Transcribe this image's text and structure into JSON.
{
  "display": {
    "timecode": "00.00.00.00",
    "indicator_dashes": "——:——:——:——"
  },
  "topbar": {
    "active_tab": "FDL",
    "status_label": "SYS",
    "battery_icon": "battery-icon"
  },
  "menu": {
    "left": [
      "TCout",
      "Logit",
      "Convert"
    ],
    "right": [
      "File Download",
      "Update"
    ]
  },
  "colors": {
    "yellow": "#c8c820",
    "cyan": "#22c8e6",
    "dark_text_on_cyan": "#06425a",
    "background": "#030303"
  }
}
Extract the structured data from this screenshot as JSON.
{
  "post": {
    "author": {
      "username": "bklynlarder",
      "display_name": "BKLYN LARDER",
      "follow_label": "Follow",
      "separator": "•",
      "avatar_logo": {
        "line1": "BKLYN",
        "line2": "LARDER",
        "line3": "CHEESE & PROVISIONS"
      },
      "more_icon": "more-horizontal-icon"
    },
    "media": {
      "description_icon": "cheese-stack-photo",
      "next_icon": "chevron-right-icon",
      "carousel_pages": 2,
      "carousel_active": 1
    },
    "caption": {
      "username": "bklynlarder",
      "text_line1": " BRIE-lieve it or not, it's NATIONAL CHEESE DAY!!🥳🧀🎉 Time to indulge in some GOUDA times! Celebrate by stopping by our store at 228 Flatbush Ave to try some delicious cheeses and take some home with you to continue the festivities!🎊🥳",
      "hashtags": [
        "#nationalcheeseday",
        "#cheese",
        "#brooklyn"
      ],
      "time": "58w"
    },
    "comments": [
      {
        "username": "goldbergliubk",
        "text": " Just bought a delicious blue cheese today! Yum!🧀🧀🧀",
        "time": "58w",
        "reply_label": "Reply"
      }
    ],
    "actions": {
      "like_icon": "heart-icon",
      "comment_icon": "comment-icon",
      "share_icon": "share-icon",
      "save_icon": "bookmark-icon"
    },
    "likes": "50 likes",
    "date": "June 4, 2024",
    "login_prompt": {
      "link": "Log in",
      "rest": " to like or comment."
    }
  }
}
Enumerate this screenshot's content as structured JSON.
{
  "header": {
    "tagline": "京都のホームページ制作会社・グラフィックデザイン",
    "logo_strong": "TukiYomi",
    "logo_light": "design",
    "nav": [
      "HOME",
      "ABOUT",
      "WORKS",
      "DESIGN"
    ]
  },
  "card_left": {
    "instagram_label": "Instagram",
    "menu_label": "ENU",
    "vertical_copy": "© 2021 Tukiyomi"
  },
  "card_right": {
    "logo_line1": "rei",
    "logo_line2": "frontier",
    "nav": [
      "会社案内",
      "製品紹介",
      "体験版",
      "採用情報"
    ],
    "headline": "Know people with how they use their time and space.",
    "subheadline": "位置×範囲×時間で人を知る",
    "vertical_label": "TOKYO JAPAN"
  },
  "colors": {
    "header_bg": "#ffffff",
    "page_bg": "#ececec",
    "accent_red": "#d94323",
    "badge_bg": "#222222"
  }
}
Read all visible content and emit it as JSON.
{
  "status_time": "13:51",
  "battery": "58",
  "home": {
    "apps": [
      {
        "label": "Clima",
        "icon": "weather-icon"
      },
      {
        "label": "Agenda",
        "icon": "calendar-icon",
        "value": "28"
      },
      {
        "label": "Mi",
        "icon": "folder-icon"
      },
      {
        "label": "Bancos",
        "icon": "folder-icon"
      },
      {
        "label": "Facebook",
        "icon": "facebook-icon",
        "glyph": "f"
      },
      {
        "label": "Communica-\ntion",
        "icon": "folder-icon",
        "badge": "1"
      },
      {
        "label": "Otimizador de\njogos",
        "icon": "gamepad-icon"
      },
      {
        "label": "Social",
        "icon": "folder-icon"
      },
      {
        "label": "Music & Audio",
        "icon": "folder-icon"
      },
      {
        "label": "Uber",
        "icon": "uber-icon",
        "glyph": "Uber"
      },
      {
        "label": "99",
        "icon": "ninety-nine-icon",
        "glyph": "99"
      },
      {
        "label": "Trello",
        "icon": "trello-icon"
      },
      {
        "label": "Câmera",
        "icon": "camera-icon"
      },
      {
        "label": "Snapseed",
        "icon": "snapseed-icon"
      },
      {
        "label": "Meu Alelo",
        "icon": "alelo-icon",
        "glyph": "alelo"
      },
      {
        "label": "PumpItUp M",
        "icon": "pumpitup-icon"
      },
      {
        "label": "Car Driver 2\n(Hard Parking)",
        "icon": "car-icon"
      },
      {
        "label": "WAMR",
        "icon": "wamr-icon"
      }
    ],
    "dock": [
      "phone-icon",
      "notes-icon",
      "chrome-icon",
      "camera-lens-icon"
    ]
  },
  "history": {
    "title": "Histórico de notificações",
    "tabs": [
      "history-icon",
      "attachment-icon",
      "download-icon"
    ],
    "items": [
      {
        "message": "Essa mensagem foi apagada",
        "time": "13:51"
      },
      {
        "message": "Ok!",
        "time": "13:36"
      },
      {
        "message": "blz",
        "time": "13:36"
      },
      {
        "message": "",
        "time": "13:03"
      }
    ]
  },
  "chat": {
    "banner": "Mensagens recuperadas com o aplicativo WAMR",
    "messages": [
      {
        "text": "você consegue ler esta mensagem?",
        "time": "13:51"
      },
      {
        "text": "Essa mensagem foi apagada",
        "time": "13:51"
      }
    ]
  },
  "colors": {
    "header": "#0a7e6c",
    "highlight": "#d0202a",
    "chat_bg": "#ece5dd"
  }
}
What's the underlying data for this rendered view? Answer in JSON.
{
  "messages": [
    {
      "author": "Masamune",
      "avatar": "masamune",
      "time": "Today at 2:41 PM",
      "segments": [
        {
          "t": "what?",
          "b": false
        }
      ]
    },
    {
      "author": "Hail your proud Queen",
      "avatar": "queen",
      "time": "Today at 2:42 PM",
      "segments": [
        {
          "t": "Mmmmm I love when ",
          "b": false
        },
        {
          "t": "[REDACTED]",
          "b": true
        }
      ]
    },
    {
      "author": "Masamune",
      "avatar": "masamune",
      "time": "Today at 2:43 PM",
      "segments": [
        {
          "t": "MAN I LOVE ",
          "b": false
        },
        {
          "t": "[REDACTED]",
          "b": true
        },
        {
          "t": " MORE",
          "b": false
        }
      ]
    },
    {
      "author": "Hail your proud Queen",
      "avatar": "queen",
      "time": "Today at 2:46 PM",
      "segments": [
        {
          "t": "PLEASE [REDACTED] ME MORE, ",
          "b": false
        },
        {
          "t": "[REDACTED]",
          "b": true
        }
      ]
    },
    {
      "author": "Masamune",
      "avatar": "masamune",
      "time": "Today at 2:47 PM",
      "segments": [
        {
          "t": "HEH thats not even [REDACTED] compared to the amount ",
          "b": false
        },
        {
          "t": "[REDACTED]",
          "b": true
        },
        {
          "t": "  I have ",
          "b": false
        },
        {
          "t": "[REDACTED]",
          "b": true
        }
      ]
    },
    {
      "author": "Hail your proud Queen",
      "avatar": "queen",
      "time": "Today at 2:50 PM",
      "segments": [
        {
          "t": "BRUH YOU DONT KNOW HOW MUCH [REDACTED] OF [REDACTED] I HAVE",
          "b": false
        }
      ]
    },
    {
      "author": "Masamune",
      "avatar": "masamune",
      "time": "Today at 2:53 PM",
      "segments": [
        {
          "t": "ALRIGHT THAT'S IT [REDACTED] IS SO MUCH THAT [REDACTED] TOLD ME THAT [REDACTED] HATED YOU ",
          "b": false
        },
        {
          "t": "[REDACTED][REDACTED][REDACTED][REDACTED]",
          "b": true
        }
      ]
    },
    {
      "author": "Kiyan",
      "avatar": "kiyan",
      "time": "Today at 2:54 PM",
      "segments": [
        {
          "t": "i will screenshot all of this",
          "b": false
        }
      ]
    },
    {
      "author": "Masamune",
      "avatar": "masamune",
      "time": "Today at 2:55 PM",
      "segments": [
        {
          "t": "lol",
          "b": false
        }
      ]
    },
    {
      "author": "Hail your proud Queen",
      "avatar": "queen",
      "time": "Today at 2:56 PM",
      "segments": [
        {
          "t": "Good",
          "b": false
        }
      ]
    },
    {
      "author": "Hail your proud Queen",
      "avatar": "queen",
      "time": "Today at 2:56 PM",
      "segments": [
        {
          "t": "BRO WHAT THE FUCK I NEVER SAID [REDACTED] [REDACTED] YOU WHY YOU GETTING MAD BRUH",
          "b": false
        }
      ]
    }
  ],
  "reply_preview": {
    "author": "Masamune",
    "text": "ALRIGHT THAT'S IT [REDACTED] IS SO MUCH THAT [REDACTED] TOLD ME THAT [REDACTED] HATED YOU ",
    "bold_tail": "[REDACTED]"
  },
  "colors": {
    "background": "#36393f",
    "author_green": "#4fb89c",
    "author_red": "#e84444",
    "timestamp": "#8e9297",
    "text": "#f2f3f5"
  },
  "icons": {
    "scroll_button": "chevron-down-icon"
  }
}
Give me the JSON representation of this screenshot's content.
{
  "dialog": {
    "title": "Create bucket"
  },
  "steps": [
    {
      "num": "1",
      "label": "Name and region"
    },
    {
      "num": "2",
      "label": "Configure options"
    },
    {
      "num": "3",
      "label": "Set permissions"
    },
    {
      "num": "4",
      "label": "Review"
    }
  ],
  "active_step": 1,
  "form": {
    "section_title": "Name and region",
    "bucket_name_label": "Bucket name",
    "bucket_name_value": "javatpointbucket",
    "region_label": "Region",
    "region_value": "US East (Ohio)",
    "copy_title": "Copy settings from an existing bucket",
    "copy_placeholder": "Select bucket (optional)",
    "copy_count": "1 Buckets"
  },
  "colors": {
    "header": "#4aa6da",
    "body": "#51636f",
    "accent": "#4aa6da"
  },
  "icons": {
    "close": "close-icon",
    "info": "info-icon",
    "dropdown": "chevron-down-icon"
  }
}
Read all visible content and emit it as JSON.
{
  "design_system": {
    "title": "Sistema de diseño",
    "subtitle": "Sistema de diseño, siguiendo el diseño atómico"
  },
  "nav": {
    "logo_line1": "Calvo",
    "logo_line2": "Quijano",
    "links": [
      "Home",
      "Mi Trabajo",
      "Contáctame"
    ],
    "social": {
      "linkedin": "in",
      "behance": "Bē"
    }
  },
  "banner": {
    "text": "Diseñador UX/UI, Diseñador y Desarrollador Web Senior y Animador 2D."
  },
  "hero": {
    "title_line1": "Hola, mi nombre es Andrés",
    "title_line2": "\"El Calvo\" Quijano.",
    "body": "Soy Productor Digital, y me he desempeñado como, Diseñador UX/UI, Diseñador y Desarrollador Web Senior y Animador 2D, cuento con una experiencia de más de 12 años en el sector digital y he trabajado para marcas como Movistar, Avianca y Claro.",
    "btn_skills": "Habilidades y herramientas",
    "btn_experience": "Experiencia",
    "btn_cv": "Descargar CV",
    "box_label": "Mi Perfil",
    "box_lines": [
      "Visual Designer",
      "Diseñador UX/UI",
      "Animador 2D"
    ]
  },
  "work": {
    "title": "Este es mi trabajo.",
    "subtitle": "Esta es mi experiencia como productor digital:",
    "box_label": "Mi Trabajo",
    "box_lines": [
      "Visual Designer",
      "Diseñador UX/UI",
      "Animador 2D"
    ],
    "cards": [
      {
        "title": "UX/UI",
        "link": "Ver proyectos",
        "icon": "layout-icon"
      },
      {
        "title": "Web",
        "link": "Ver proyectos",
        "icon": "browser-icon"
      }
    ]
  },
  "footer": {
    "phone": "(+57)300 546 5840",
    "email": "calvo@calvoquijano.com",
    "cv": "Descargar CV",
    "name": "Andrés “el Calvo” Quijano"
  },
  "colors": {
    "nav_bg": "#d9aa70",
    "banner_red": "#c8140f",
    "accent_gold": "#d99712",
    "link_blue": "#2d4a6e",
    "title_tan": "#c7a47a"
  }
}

Given request
List all lines holding the string "from".

The output
Extract the structured data from this screenshot as JSON.
    "copy_title": "Copy settings from an existing bucket",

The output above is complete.